Information provided:
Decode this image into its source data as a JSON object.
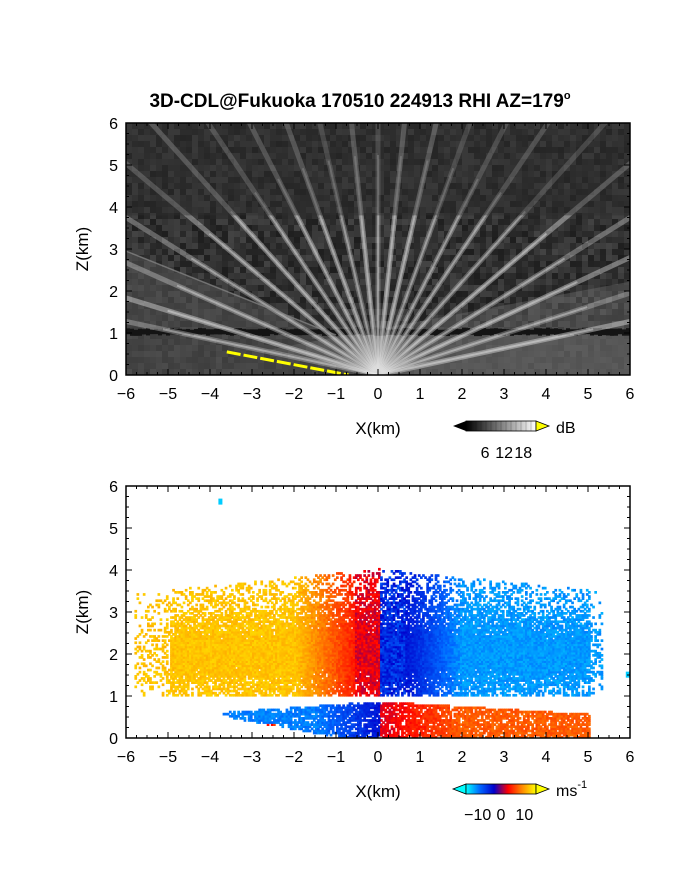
{
  "title": "3D-CDL@Fukuoka 170510 224913 RHI AZ=179",
  "title_degree_symbol": "o",
  "chart_data": [
    {
      "type": "heatmap",
      "quantity": "backscatter intensity",
      "xlabel": "X(km)",
      "ylabel": "Z(km)",
      "xlim": [
        -6,
        6
      ],
      "ylim": [
        0,
        6
      ],
      "xticks": [
        -6,
        -5,
        -4,
        -3,
        -2,
        -1,
        0,
        1,
        2,
        3,
        4,
        5,
        6
      ],
      "yticks": [
        0,
        1,
        2,
        3,
        4,
        5,
        6
      ],
      "background_color": "#2e2e2e",
      "colorbar": {
        "unit": "dB",
        "ticks": [
          6,
          12,
          18
        ],
        "range": [
          0,
          22
        ],
        "colors": [
          "#000000",
          "#ffffff"
        ],
        "over_color": "#ffff00"
      },
      "features": {
        "origin_x_km": 0,
        "ray_elevation_angles_deg": [
          12,
          18,
          25,
          32,
          40,
          48,
          56,
          63,
          70,
          77,
          84,
          90,
          96,
          103,
          110,
          117,
          124,
          132,
          140,
          148,
          156,
          163,
          168
        ],
        "layer_top_km": 1.0,
        "dark_band_km": [
          0.95,
          1.1
        ],
        "sloped_edge": {
          "x_km": [
            -6,
            -1
          ],
          "z_km": [
            2.95,
            0.95
          ]
        },
        "low_cone_edge_deg": 15,
        "yellow_segment": {
          "x_km": [
            -3.6,
            -0.7
          ],
          "z_km": [
            0.55,
            0.0
          ]
        }
      }
    },
    {
      "type": "heatmap",
      "quantity": "doppler velocity",
      "xlabel": "X(km)",
      "ylabel": "Z(km)",
      "xlim": [
        -6,
        6
      ],
      "ylim": [
        0,
        6
      ],
      "xticks": [
        -6,
        -5,
        -4,
        -3,
        -2,
        -1,
        0,
        1,
        2,
        3,
        4,
        5,
        6
      ],
      "yticks": [
        0,
        1,
        2,
        3,
        4,
        5,
        6
      ],
      "background_color": "#ffffff",
      "colorbar": {
        "unit": "ms",
        "unit_exponent": "-1",
        "ticks": [
          -10,
          0,
          10
        ],
        "range": [
          -15,
          15
        ],
        "colors": [
          "#00ffff",
          "#0066ff",
          "#0000cc",
          "#ff0000",
          "#ff8800",
          "#ffff00"
        ]
      },
      "features": {
        "upper_region": {
          "x_km": [
            -5.8,
            5.3
          ],
          "z_km": [
            1.0,
            4.1
          ],
          "left_sign": "positive",
          "right_sign": "negative"
        },
        "lower_region": {
          "x_km": [
            -3.7,
            5.0
          ],
          "z_km": [
            0.0,
            0.9
          ],
          "left_sign": "negative",
          "right_sign": "positive"
        },
        "stray_pixels": [
          {
            "x_km": -3.8,
            "z_km": 5.62
          },
          {
            "x_km": 5.9,
            "z_km": 1.5
          }
        ]
      }
    }
  ]
}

Task: Could you repeat all of the material exactly? Pictures should not be copied.

Exercise response:
Decode this image into its source data as a JSON object.
{
  "title": "3D-CDL@Fukuoka 170510 224913 RHI AZ=179",
  "title_degree_symbol": "o",
  "chart_data": [
    {
      "type": "heatmap",
      "quantity": "backscatter intensity",
      "xlabel": "X(km)",
      "ylabel": "Z(km)",
      "xlim": [
        -6,
        6
      ],
      "ylim": [
        0,
        6
      ],
      "xticks": [
        -6,
        -5,
        -4,
        -3,
        -2,
        -1,
        0,
        1,
        2,
        3,
        4,
        5,
        6
      ],
      "yticks": [
        0,
        1,
        2,
        3,
        4,
        5,
        6
      ],
      "background_color": "#2e2e2e",
      "colorbar": {
        "unit": "dB",
        "ticks": [
          6,
          12,
          18
        ],
        "range": [
          0,
          22
        ],
        "colors": [
          "#000000",
          "#ffffff"
        ],
        "over_color": "#ffff00"
      },
      "features": {
        "origin_x_km": 0,
        "ray_elevation_angles_deg": [
          12,
          18,
          25,
          32,
          40,
          48,
          56,
          63,
          70,
          77,
          84,
          90,
          96,
          103,
          110,
          117,
          124,
          132,
          140,
          148,
          156,
          163,
          168
        ],
        "layer_top_km": 1.0,
        "dark_band_km": [
          0.95,
          1.1
        ],
        "sloped_edge": {
          "x_km": [
            -6,
            -1
          ],
          "z_km": [
            2.95,
            0.95
          ]
        },
        "low_cone_edge_deg": 15,
        "yellow_segment": {
          "x_km": [
            -3.6,
            -0.7
          ],
          "z_km": [
            0.55,
            0.0
          ]
        }
      }
    },
    {
      "type": "heatmap",
      "quantity": "doppler velocity",
      "xlabel": "X(km)",
      "ylabel": "Z(km)",
      "xlim": [
        -6,
        6
      ],
      "ylim": [
        0,
        6
      ],
      "xticks": [
        -6,
        -5,
        -4,
        -3,
        -2,
        -1,
        0,
        1,
        2,
        3,
        4,
        5,
        6
      ],
      "yticks": [
        0,
        1,
        2,
        3,
        4,
        5,
        6
      ],
      "background_color": "#ffffff",
      "colorbar": {
        "unit": "ms",
        "unit_exponent": "-1",
        "ticks": [
          -10,
          0,
          10
        ],
        "range": [
          -15,
          15
        ],
        "colors": [
          "#00ffff",
          "#0066ff",
          "#0000cc",
          "#ff0000",
          "#ff8800",
          "#ffff00"
        ]
      },
      "features": {
        "upper_region": {
          "x_km": [
            -5.8,
            5.3
          ],
          "z_km": [
            1.0,
            4.1
          ],
          "left_sign": "positive",
          "right_sign": "negative"
        },
        "lower_region": {
          "x_km": [
            -3.7,
            5.0
          ],
          "z_km": [
            0.0,
            0.9
          ],
          "left_sign": "negative",
          "right_sign": "positive"
        },
        "stray_pixels": [
          {
            "x_km": -3.8,
            "z_km": 5.62
          },
          {
            "x_km": 5.9,
            "z_km": 1.5
          }
        ]
      }
    }
  ]
}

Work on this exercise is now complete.